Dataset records
---

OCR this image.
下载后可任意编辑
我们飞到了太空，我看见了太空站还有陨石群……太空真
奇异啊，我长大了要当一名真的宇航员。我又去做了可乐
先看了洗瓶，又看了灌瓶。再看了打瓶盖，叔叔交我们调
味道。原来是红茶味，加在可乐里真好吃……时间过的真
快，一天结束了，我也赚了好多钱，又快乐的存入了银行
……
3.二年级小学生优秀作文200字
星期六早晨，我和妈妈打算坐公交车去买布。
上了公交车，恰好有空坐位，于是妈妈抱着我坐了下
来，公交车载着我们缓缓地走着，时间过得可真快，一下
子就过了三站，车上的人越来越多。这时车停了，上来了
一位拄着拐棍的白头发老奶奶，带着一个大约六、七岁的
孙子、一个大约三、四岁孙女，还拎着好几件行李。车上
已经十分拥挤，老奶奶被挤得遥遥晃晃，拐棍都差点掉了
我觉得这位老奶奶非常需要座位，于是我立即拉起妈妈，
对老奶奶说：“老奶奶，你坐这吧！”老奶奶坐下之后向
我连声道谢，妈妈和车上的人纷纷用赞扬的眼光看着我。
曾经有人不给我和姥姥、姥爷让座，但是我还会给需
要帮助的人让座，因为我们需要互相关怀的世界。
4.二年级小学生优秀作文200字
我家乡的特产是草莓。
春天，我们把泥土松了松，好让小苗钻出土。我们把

---

What you will do
Print out every entry, keeping each one exact.

Exercise response
OCR this image.
下载后可任意编辑
我们飞到了太空，我看见了太空站还有陨石群……太空真
奇异啊，我长大了要当一名真的宇航员。我又去做了可乐
先看了洗瓶，又看了灌瓶。再看了打瓶盖，叔叔交我们调
味道。原来是红茶味，加在可乐里真好吃……时间过的真
快，一天结束了，我也赚了好多钱，又快乐的存入了银行
……
3.二年级小学生优秀作文200字
星期六早晨，我和妈妈打算坐公交车去买布。
上了公交车，恰好有空坐位，于是妈妈抱着我坐了下
来，公交车载着我们缓缓地走着，时间过得可真快，一下
子就过了三站，车上的人越来越多。这时车停了，上来了
一位拄着拐棍的白头发老奶奶，带着一个大约六、七岁的
孙子、一个大约三、四岁孙女，还拎着好几件行李。车上
已经十分拥挤，老奶奶被挤得遥遥晃晃，拐棍都差点掉了
我觉得这位老奶奶非常需要座位，于是我立即拉起妈妈，
对老奶奶说：“老奶奶，你坐这吧！”老奶奶坐下之后向
我连声道谢，妈妈和车上的人纷纷用赞扬的眼光看着我。
曾经有人不给我和姥姥、姥爷让座，但是我还会给需
要帮助的人让座，因为我们需要互相关怀的世界。
4.二年级小学生优秀作文200字
我家乡的特产是草莓。
春天，我们把泥土松了松，好让小苗钻出土。我们把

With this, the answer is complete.